#### TASK PROMPT
Isolate every line in the records below with "Ring" in it.

#### RECORDS FOR THE TASK

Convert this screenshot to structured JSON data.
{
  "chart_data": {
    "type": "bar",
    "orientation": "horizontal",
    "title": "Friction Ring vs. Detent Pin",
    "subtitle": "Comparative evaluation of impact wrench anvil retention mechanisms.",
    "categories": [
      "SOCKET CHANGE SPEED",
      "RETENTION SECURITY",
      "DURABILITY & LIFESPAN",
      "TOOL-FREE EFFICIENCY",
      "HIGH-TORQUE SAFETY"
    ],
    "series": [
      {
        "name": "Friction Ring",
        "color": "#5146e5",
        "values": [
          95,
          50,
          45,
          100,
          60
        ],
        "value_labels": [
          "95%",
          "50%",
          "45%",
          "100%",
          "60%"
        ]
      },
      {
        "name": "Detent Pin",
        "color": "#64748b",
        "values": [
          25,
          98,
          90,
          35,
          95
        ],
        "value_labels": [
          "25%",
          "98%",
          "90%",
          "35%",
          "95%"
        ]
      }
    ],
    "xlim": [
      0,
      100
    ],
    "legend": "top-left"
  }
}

#### OUTPUT BELOW
    "title": "Friction Ring vs. Detent Pin",
        "name": "Friction Ring",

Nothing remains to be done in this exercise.